| What is asked |
Transcribe each line exactly.

| Data to use |
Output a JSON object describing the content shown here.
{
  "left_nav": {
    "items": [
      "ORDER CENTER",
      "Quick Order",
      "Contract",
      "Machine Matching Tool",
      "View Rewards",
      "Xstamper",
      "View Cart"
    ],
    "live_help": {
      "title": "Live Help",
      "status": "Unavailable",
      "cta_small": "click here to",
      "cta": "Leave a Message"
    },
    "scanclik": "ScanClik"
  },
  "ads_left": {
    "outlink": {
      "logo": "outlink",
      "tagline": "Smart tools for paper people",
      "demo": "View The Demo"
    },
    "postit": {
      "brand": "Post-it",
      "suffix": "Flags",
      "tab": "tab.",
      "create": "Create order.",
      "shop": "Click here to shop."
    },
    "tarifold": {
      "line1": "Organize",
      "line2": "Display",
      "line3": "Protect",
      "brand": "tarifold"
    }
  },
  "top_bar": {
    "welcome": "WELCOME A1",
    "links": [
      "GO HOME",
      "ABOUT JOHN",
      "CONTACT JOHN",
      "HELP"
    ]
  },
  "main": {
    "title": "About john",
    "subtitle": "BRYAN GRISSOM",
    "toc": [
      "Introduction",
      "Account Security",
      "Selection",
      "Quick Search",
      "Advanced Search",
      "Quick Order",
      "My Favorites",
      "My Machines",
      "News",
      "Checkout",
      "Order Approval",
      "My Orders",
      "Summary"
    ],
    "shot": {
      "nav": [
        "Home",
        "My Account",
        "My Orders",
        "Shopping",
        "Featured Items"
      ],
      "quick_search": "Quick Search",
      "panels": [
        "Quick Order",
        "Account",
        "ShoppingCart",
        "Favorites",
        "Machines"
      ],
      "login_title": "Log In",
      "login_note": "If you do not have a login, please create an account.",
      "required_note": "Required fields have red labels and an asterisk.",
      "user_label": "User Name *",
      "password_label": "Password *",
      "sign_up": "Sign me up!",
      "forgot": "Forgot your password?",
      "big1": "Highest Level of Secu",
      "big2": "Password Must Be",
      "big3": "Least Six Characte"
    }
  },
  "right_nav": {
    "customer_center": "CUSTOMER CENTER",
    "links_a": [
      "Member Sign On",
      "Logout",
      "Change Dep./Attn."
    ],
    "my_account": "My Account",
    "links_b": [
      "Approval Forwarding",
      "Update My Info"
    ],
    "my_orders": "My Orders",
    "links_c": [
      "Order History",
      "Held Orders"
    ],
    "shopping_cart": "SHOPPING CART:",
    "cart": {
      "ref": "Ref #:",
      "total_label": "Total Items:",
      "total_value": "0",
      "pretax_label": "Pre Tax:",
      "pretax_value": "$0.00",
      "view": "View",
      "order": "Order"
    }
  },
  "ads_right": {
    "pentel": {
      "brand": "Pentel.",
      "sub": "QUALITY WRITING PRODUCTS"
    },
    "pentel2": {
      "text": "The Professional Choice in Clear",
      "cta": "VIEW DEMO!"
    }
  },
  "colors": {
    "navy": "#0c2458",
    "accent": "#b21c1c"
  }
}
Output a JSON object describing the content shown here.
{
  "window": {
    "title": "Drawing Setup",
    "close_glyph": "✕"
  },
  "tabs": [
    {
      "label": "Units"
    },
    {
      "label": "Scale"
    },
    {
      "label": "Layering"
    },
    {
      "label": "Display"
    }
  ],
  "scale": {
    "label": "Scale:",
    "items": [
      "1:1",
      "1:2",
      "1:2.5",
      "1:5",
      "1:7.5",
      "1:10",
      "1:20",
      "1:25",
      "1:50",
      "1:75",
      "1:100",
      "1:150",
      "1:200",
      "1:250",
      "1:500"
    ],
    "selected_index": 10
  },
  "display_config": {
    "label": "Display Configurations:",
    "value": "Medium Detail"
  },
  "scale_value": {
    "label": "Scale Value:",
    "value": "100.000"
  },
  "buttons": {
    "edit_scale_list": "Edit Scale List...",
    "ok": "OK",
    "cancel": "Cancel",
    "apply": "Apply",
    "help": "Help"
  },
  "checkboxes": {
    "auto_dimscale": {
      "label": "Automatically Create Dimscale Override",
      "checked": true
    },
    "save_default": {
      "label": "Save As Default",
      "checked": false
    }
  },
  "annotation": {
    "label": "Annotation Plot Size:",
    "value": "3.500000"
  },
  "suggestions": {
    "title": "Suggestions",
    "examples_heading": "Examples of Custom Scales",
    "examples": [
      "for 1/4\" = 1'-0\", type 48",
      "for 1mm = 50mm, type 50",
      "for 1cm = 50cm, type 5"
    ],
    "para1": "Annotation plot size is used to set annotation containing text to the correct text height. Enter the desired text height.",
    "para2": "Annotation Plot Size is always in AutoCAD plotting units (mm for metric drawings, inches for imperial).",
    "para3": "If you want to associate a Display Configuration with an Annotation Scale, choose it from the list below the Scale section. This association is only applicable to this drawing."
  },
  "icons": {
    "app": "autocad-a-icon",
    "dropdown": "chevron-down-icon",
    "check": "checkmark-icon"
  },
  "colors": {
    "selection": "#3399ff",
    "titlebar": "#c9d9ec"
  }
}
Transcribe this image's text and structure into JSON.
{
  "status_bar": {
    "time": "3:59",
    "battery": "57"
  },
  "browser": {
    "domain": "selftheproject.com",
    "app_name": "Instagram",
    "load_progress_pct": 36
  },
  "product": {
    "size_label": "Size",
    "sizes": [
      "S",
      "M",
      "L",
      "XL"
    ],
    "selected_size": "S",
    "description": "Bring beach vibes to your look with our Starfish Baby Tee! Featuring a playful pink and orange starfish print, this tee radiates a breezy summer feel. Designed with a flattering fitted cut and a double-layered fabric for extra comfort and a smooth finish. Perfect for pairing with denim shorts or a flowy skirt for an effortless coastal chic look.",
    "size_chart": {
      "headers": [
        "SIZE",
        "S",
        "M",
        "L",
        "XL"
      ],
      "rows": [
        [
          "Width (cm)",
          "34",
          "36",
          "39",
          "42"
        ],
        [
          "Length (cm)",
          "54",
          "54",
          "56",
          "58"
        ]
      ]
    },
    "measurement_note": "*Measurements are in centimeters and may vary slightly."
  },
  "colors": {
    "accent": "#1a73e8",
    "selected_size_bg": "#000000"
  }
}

| Solution |
Output a JSON object describing the content shown here.
{
  "left_nav": {
    "items": [
      "ORDER CENTER",
      "Quick Order",
      "Contract",
      "Machine Matching Tool",
      "View Rewards",
      "Xstamper",
      "View Cart"
    ],
    "live_help": {
      "title": "Live Help",
      "status": "Unavailable",
      "cta_small": "click here to",
      "cta": "Leave a Message"
    },
    "scanclik": "ScanClik"
  },
  "ads_left": {
    "outlink": {
      "logo": "outlink",
      "tagline": "Smart tools for paper people",
      "demo": "View The Demo"
    },
    "postit": {
      "brand": "Post-it",
      "suffix": "Flags",
      "tab": "tab.",
      "create": "Create order.",
      "shop": "Click here to shop."
    },
    "tarifold": {
      "line1": "Organize",
      "line2": "Display",
      "line3": "Protect",
      "brand": "tarifold"
    }
  },
  "top_bar": {
    "welcome": "WELCOME A1",
    "links": [
      "GO HOME",
      "ABOUT JOHN",
      "CONTACT JOHN",
      "HELP"
    ]
  },
  "main": {
    "title": "About john",
    "subtitle": "BRYAN GRISSOM",
    "toc": [
      "Introduction",
      "Account Security",
      "Selection",
      "Quick Search",
      "Advanced Search",
      "Quick Order",
      "My Favorites",
      "My Machines",
      "News",
      "Checkout",
      "Order Approval",
      "My Orders",
      "Summary"
    ],
    "shot": {
      "nav": [
        "Home",
        "My Account",
        "My Orders",
        "Shopping",
        "Featured Items"
      ],
      "quick_search": "Quick Search",
      "panels": [
        "Quick Order",
        "Account",
        "ShoppingCart",
        "Favorites",
        "Machines"
      ],
      "login_title": "Log In",
      "login_note": "If you do not have a login, please create an account.",
      "required_note": "Required fields have red labels and an asterisk.",
      "user_label": "User Name *",
      "password_label": "Password *",
      "sign_up": "Sign me up!",
      "forgot": "Forgot your password?",
      "big1": "Highest Level of Secu",
      "big2": "Password Must Be",
      "big3": "Least Six Characte"
    }
  },
  "right_nav": {
    "customer_center": "CUSTOMER CENTER",
    "links_a": [
      "Member Sign On",
      "Logout",
      "Change Dep./Attn."
    ],
    "my_account": "My Account",
    "links_b": [
      "Approval Forwarding",
      "Update My Info"
    ],
    "my_orders": "My Orders",
    "links_c": [
      "Order History",
      "Held Orders"
    ],
    "shopping_cart": "SHOPPING CART:",
    "cart": {
      "ref": "Ref #:",
      "total_label": "Total Items:",
      "total_value": "0",
      "pretax_label": "Pre Tax:",
      "pretax_value": "$0.00",
      "view": "View",
      "order": "Order"
    }
  },
  "ads_right": {
    "pentel": {
      "brand": "Pentel.",
      "sub": "QUALITY WRITING PRODUCTS"
    },
    "pentel2": {
      "text": "The Professional Choice in Clear",
      "cta": "VIEW DEMO!"
    }
  },
  "colors": {
    "navy": "#0c2458",
    "accent": "#b21c1c"
  }
}
Output a JSON object describing the content shown here.
{
  "window": {
    "title": "Drawing Setup",
    "close_glyph": "✕"
  },
  "tabs": [
    {
      "label": "Units"
    },
    {
      "label": "Scale"
    },
    {
      "label": "Layering"
    },
    {
      "label": "Display"
    }
  ],
  "scale": {
    "label": "Scale:",
    "items": [
      "1:1",
      "1:2",
      "1:2.5",
      "1:5",
      "1:7.5",
      "1:10",
      "1:20",
      "1:25",
      "1:50",
      "1:75",
      "1:100",
      "1:150",
      "1:200",
      "1:250",
      "1:500"
    ],
    "selected_index": 10
  },
  "display_config": {
    "label": "Display Configurations:",
    "value": "Medium Detail"
  },
  "scale_value": {
    "label": "Scale Value:",
    "value": "100.000"
  },
  "buttons": {
    "edit_scale_list": "Edit Scale List...",
    "ok": "OK",
    "cancel": "Cancel",
    "apply": "Apply",
    "help": "Help"
  },
  "checkboxes": {
    "auto_dimscale": {
      "label": "Automatically Create Dimscale Override",
      "checked": true
    },
    "save_default": {
      "label": "Save As Default",
      "checked": false
    }
  },
  "annotation": {
    "label": "Annotation Plot Size:",
    "value": "3.500000"
  },
  "suggestions": {
    "title": "Suggestions",
    "examples_heading": "Examples of Custom Scales",
    "examples": [
      "for 1/4\" = 1'-0\", type 48",
      "for 1mm = 50mm, type 50",
      "for 1cm = 50cm, type 5"
    ],
    "para1": "Annotation plot size is used to set annotation containing text to the correct text height. Enter the desired text height.",
    "para2": "Annotation Plot Size is always in AutoCAD plotting units (mm for metric drawings, inches for imperial).",
    "para3": "If you want to associate a Display Configuration with an Annotation Scale, choose it from the list below the Scale section. This association is only applicable to this drawing."
  },
  "icons": {
    "app": "autocad-a-icon",
    "dropdown": "chevron-down-icon",
    "check": "checkmark-icon"
  },
  "colors": {
    "selection": "#3399ff",
    "titlebar": "#c9d9ec"
  }
}
Transcribe this image's text and structure into JSON.
{
  "status_bar": {
    "time": "3:59",
    "battery": "57"
  },
  "browser": {
    "domain": "selftheproject.com",
    "app_name": "Instagram",
    "load_progress_pct": 36
  },
  "product": {
    "size_label": "Size",
    "sizes": [
      "S",
      "M",
      "L",
      "XL"
    ],
    "selected_size": "S",
    "description": "Bring beach vibes to your look with our Starfish Baby Tee! Featuring a playful pink and orange starfish print, this tee radiates a breezy summer feel. Designed with a flattering fitted cut and a double-layered fabric for extra comfort and a smooth finish. Perfect for pairing with denim shorts or a flowy skirt for an effortless coastal chic look.",
    "size_chart": {
      "headers": [
        "SIZE",
        "S",
        "M",
        "L",
        "XL"
      ],
      "rows": [
        [
          "Width (cm)",
          "34",
          "36",
          "39",
          "42"
        ],
        [
          "Length (cm)",
          "54",
          "54",
          "56",
          "58"
        ]
      ]
    },
    "measurement_note": "*Measurements are in centimeters and may vary slightly."
  },
  "colors": {
    "accent": "#1a73e8",
    "selected_size_bg": "#000000"
  }
}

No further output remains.